[Task description]: Read the records below. Copy each line where the string "Lithuanians" occurs.

[Rows]:
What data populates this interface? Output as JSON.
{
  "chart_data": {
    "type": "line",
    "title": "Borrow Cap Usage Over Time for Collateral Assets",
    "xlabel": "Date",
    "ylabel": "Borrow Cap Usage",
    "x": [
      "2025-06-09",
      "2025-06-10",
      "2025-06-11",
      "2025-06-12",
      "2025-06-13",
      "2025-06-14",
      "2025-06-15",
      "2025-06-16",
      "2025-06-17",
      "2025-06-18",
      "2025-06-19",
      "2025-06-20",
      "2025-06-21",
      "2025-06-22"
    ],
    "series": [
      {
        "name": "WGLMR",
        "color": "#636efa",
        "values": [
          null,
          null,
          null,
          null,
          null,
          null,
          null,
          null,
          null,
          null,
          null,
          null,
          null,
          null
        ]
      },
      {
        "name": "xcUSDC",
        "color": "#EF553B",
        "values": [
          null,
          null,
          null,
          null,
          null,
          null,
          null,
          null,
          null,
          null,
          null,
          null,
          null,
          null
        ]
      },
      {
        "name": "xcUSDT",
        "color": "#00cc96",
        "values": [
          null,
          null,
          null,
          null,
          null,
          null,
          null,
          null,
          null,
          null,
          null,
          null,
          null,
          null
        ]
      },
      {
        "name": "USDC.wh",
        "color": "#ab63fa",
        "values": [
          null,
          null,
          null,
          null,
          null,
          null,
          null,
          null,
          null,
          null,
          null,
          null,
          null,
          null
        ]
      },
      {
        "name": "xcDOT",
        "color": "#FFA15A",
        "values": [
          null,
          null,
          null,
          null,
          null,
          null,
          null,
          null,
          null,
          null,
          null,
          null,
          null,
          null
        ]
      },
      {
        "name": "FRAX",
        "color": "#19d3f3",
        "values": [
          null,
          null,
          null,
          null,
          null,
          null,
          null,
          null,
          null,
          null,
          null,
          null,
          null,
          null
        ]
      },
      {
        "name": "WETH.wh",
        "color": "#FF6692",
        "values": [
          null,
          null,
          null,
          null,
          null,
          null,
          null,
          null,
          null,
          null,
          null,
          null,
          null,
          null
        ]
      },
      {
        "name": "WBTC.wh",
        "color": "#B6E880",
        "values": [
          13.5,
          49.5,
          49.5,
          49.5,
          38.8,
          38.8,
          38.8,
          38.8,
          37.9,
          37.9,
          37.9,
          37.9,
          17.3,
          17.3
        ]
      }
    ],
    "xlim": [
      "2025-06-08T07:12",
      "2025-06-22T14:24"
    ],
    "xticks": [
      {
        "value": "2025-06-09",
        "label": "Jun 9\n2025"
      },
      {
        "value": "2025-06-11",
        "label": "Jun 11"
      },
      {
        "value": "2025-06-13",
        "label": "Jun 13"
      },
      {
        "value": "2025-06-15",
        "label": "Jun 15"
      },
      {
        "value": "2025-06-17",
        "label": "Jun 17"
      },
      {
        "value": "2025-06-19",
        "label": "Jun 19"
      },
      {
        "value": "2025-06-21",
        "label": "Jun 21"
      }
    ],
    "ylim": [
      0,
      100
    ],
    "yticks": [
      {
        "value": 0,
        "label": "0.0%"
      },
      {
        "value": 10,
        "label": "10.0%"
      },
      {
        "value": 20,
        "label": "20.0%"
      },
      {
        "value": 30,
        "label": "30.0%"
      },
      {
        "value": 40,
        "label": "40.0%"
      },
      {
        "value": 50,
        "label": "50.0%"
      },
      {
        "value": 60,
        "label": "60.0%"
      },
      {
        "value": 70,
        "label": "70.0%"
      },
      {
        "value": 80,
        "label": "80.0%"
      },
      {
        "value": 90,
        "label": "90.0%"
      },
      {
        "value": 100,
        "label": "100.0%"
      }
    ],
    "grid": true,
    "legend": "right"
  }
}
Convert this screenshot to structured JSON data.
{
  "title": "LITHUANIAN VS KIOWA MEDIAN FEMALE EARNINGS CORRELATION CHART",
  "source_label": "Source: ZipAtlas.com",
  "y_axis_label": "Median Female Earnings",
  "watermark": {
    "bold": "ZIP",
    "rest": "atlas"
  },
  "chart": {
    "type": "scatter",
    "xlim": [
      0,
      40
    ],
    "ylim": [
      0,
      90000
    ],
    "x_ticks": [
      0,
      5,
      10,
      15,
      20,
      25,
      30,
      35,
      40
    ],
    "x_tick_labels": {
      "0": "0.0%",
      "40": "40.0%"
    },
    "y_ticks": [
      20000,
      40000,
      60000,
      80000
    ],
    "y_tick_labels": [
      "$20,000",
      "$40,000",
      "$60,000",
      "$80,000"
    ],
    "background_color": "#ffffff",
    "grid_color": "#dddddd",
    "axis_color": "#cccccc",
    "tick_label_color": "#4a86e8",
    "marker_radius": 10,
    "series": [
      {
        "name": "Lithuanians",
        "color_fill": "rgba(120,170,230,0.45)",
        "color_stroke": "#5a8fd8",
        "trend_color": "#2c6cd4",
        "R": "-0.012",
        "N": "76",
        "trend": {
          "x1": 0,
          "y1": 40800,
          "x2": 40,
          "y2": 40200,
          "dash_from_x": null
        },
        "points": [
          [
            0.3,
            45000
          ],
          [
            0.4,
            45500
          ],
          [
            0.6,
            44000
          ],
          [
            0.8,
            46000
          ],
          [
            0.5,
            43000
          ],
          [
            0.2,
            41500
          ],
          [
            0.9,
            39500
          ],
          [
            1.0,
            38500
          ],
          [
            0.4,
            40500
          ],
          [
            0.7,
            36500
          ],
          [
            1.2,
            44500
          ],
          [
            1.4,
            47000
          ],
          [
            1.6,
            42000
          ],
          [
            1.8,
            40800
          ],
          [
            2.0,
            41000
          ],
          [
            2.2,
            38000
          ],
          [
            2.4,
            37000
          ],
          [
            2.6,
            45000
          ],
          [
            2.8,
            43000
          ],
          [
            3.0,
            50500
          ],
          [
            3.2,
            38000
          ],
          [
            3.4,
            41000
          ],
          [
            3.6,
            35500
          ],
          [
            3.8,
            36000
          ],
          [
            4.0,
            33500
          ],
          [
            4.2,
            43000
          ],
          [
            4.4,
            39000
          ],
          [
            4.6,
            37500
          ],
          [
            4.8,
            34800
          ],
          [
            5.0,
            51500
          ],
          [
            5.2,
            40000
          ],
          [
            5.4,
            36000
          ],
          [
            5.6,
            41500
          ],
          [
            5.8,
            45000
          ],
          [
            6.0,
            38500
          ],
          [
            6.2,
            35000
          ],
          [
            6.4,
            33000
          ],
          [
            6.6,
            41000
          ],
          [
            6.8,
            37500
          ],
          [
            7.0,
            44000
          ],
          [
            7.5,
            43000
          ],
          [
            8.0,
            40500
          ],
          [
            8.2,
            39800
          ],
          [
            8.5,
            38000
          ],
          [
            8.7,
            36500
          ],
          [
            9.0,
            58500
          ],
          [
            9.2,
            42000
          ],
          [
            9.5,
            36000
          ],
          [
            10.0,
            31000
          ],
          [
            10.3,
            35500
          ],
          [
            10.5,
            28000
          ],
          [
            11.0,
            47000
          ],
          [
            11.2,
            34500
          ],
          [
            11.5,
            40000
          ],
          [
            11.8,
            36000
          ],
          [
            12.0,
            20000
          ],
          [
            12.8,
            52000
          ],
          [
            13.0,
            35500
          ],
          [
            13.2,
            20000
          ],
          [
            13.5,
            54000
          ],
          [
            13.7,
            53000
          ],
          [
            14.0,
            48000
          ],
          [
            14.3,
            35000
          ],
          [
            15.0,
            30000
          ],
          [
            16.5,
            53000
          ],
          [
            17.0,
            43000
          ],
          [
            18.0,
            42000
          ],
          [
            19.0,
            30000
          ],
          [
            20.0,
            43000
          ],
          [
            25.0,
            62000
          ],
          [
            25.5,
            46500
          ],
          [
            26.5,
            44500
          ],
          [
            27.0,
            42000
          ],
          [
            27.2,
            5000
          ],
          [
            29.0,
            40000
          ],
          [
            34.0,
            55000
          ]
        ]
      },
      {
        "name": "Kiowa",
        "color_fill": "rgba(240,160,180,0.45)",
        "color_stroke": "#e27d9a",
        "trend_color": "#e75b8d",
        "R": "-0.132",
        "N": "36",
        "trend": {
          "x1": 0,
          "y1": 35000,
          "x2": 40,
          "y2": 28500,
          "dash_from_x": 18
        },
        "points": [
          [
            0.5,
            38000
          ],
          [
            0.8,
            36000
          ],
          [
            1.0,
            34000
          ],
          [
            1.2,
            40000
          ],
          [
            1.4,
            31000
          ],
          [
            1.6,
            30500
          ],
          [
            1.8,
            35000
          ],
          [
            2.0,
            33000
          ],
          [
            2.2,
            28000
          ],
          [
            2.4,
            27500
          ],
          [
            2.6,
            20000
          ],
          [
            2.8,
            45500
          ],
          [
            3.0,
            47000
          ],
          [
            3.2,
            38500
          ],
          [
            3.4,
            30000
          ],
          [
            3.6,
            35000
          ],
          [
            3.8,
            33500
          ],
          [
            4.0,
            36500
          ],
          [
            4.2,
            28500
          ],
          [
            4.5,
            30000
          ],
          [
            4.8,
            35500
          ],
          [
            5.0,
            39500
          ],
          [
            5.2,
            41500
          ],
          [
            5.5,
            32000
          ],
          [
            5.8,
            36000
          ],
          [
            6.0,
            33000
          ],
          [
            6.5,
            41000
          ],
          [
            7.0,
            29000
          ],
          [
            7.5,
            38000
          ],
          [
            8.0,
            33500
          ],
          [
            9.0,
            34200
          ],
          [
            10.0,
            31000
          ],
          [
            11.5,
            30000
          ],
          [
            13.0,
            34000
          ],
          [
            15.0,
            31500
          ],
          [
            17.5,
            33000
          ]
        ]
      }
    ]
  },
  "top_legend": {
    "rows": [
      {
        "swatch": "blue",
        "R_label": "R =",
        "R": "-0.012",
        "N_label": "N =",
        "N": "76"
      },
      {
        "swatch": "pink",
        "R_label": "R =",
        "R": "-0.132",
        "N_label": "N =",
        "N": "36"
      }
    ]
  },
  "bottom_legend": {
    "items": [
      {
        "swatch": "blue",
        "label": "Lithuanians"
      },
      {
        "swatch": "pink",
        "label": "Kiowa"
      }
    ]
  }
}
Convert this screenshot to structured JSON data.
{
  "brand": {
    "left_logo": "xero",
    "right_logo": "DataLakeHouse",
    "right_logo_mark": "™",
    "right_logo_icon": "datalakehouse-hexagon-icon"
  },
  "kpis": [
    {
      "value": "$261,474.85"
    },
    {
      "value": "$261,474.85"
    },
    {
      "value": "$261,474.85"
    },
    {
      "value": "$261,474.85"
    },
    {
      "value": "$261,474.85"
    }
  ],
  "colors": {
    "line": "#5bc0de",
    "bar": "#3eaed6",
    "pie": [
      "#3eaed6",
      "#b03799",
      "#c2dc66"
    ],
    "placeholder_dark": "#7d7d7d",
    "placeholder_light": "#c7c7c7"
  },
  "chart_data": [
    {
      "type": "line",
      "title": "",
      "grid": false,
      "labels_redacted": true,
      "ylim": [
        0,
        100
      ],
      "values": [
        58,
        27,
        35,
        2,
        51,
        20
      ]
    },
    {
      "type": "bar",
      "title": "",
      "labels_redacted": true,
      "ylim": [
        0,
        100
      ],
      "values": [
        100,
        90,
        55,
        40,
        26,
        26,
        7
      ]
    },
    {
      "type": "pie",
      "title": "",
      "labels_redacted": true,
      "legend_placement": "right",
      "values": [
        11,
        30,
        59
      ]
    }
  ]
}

[Problem solution]:
        "name": "Lithuanians",
        "label": "Lithuanians"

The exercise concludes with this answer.